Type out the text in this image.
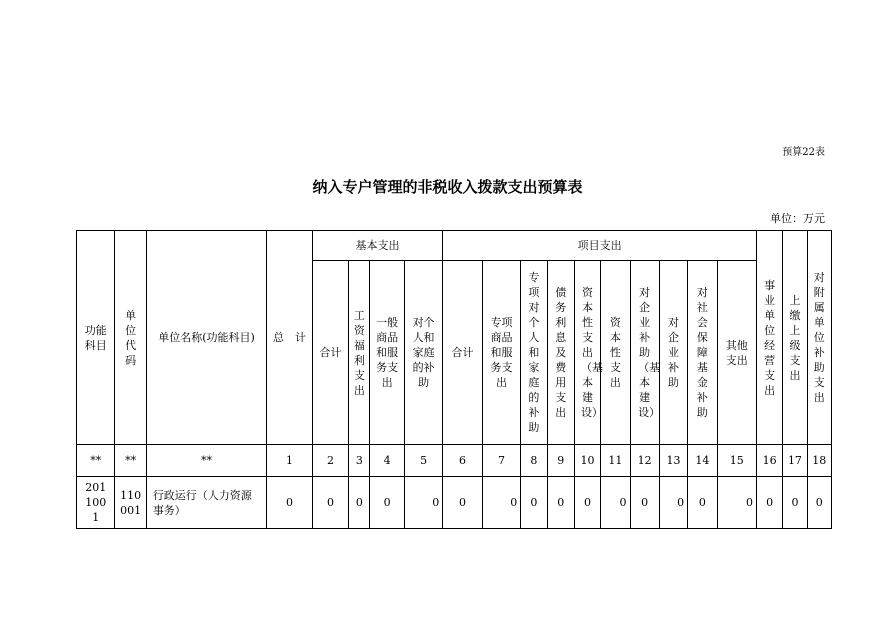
预算22表
纳入专户管理的非税收入拨款支出预算表
单位：万元
功能科目	单位代码	单位名称(功能科目)	总　计	基本支出				项目支出										事业单位经营支出	上缴上级支出	对附属单位补助支出

				合计	工资福利支出	一般商品和服务支出	对个人和家庭的补助	合计	专项商品和服务支出	专项对个人和家庭的补助	债务利息及费用支出	资本性支出（基本建设）	资本性支出	对企业补助（基本建设）	对企业补助	对社会保障基金补助	其他支出			

**	**	**	1	2	3	4	5	6	7	8	9	10	11	12	13	14	15	16	17	18

2011001	110001	行政运行（人力资源事务）	0	0	0	0	0	0	0	0	0	0	0	0	0	0	0	0	0	0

^^^^

The exercise —
Write out the records above exactly as they appear, leaving out any pictures.

Response to the exercise —
Type out the text in this image.
预算22表
纳入专户管理的非税收入拨款支出预算表
单位：万元
功能科目	单位代码	单位名称(功能科目)	总　计	基本支出				项目支出										事业单位经营支出	上缴上级支出	对附属单位补助支出

				合计	工资福利支出	一般商品和服务支出	对个人和家庭的补助	合计	专项商品和服务支出	专项对个人和家庭的补助	债务利息及费用支出	资本性支出（基本建设）	资本性支出	对企业补助（基本建设）	对企业补助	对社会保障基金补助	其他支出			

**	**	**	1	2	3	4	5	6	7	8	9	10	11	12	13	14	15	16	17	18

2011001	110001	行政运行（人力资源事务）	0	0	0	0	0	0	0	0	0	0	0	0	0	0	0	0	0	0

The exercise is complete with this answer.